ページ抜粋:
また、国産車と輸入車では部品入手のしやすさや金額が違うため修理代が大きく変わってきます。ここでは、修理する箇所ごとのだいたいの相場をご紹介します。
骨格(フレーム)の修理
骨格(フレーム)の修理は、中古車販売店や車買取業者では「修復歴のある車」として取り扱われます。実は、中古車販売店や車買取業者では「修復歴のある車」のことを「修復歴車」と言うのですが、同じ意味で「事故車」という言葉も使います。自動車業界でいう「事故車」とは「修復歴車」のことを言います。
この場合の事故車(修復歴車)となった場合は、車としての価値が大きく下がってしまいます。事故で骨格が歪んだり曲がった場合、板金加工による修理をすることになります。修理する骨格の場所にもよりますが、板金補修で10万円前後、そして周囲のパーツ解体や組立てまでになると100万円くらいの高額になります。
骨格が走行不能になるほどの損傷を負ってしまった場合は、車を買い替える金額よりも修理費が上回ってしまうほど高額になることもあります。
エンジンの修理
事故の多くは前からの衝突が多いことと、多くの車はエンジンをフロント(前側)に配置しているため、事故によりエンジンが故障する割合は高くなります。
経年劣化などのエンジン故障であれば部分修理で直ることもありますが、事故による故障は強い衝撃を受けているため、場合によっては修理できないほどの損傷を受けていることもあります。エンジンを載せ替える場合、国産の普通車を例に挙げると以下のような金額になります。
- 新品エンジン:約60~80万円
- リビルド品(中古エンジンの中身のみ新品パーツで組んだもの):約30~50万円
- 中古エンジン:約10~30万円
※載せ替え工賃込みの金額です
エンジンを乗せ換える場合は、新品もしくはリビルド品がおすすめです。中古エンジンは一番安く修理できますが、状態が不明のため、後々余計に費用が掛かる可能性があります。もし、これらの費用よりも修理した方が安い場合は修理、高い場合は載せ替えを選択すれば良いでしょう。
足回りの修理
足回りは、車の基本性能である「走る、曲がる、止まる」に大きく関与しているパーツです。タイヤやホイールは目に見えるパーツなので見た目で損傷しているかどうかがわかりやすいのですが、足回りのパーツはそれ以外にもブレーキやサスペンション、スタビライザーなどいくつものパーツで構成されています。

提供データ:

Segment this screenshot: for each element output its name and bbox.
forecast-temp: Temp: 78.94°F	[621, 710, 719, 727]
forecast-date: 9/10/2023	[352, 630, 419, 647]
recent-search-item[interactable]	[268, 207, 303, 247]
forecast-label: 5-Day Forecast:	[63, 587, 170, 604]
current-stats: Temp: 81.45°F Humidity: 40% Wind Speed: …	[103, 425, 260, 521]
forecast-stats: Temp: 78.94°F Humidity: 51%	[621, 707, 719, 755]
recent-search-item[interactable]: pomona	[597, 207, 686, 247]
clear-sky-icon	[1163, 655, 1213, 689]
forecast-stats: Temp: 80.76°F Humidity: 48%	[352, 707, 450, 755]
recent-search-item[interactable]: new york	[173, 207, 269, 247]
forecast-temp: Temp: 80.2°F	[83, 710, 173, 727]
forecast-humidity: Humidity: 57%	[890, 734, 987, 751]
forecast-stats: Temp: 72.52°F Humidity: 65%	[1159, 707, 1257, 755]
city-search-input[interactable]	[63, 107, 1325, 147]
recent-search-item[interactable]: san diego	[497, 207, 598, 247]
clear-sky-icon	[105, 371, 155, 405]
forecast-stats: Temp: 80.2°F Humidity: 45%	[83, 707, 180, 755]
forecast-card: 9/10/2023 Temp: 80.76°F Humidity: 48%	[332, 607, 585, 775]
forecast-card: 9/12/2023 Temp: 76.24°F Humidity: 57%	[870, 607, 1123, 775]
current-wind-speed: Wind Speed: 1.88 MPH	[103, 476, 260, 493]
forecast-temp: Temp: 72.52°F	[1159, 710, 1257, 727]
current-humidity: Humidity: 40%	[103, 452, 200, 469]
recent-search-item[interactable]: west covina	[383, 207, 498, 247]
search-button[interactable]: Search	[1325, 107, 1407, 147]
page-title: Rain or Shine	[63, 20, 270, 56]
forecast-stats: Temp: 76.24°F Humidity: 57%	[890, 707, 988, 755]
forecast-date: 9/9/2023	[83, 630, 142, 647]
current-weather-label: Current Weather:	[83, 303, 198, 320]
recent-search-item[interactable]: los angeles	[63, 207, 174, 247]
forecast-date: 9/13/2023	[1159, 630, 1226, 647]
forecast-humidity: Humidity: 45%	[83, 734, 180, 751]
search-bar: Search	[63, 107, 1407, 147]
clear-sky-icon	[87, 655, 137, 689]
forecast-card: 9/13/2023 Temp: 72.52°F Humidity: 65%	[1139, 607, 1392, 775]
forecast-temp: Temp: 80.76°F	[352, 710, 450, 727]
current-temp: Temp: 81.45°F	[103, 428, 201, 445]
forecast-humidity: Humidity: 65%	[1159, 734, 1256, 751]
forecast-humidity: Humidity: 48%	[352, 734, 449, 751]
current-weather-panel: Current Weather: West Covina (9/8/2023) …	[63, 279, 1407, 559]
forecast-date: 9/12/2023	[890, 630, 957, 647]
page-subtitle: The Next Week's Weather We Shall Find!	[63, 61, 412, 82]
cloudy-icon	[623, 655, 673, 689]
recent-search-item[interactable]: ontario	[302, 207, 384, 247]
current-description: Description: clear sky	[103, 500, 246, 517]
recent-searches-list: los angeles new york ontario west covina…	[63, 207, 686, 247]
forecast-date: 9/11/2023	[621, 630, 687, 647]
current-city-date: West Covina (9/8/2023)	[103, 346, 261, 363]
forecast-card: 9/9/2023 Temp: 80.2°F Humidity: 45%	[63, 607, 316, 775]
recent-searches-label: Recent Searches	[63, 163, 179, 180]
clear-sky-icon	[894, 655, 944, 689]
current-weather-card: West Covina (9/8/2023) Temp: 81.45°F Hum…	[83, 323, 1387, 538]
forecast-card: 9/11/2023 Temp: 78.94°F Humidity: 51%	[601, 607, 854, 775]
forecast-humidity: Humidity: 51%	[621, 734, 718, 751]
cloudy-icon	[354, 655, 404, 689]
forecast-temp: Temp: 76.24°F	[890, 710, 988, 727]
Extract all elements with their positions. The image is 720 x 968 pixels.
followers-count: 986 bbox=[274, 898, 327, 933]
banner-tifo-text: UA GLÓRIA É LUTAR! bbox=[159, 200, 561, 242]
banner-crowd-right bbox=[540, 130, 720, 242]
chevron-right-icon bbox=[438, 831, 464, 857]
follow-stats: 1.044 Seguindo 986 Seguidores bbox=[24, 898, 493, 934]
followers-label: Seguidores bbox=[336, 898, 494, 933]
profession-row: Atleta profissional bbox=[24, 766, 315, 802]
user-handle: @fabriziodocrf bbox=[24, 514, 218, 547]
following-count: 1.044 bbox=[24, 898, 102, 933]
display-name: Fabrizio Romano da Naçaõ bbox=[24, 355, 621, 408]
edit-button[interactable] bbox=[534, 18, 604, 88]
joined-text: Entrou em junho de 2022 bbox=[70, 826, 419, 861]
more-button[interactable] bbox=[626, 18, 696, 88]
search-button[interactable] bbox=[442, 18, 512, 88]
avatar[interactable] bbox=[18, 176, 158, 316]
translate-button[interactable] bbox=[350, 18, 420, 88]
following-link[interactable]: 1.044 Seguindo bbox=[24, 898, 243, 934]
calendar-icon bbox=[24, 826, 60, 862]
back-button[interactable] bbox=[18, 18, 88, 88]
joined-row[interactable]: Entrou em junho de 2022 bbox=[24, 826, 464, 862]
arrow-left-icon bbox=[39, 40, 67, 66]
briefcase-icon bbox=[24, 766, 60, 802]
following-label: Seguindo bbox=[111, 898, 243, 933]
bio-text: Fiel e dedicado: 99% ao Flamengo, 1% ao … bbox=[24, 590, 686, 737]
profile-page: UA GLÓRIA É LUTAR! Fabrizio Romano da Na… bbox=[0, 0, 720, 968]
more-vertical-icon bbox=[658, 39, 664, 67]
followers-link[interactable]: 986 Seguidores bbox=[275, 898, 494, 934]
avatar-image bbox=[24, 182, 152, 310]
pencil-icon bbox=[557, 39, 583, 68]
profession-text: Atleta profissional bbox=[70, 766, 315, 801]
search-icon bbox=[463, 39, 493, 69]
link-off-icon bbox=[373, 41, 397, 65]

課題: 車の修理費についての抜粋から、エンジンを載せ替える場合の選択肢を金額とともにすべて挙げよ。

解答:
- 新品エンジン:約60~80万円
- リビルド品:約30~50万円
- 中古エンジン:約10~30万円